> Objective
Copy out the data below as written; omit any images.
===============
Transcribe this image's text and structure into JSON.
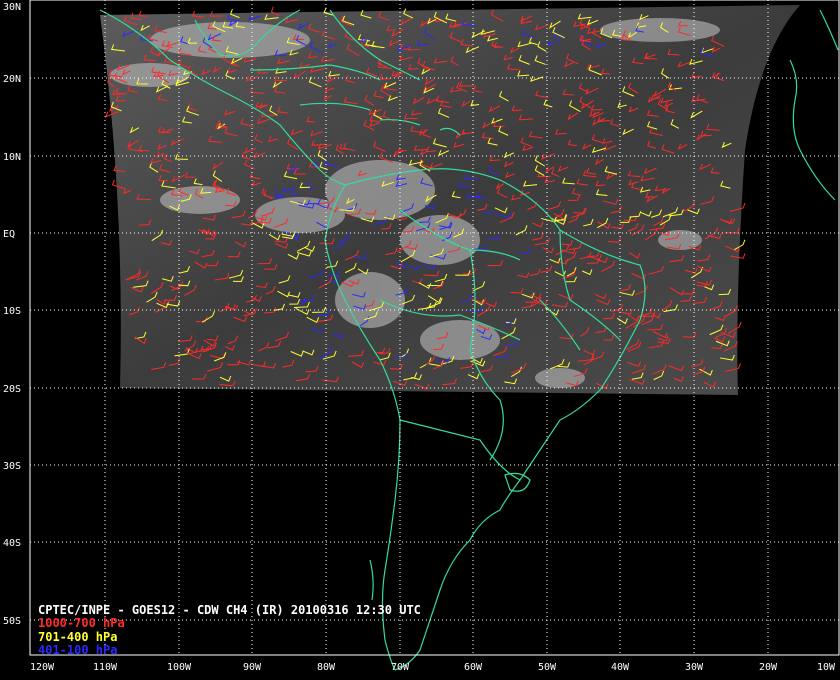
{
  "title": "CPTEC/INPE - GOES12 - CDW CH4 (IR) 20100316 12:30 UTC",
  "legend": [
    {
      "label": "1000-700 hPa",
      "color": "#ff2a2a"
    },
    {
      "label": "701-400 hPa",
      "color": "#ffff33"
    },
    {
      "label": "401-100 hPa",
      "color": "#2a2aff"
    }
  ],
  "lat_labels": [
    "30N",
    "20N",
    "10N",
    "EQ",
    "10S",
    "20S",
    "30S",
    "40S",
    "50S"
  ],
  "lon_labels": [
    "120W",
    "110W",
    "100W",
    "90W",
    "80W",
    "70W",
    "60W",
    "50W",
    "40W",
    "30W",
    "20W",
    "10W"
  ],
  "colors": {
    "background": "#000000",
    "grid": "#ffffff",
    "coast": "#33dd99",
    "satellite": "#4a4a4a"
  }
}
===============
> Solved problem
Transcribe this image's text and structure into JSON.
{
  "title": "CPTEC/INPE - GOES12 - CDW CH4 (IR) 20100316 12:30 UTC",
  "legend": [
    {
      "label": "1000-700 hPa",
      "color": "#ff2a2a"
    },
    {
      "label": "701-400 hPa",
      "color": "#ffff33"
    },
    {
      "label": "401-100 hPa",
      "color": "#2a2aff"
    }
  ],
  "lat_labels": [
    "30N",
    "20N",
    "10N",
    "EQ",
    "10S",
    "20S",
    "30S",
    "40S",
    "50S"
  ],
  "lon_labels": [
    "120W",
    "110W",
    "100W",
    "90W",
    "80W",
    "70W",
    "60W",
    "50W",
    "40W",
    "30W",
    "20W",
    "10W"
  ],
  "colors": {
    "background": "#000000",
    "grid": "#ffffff",
    "coast": "#33dd99",
    "satellite": "#4a4a4a"
  }
}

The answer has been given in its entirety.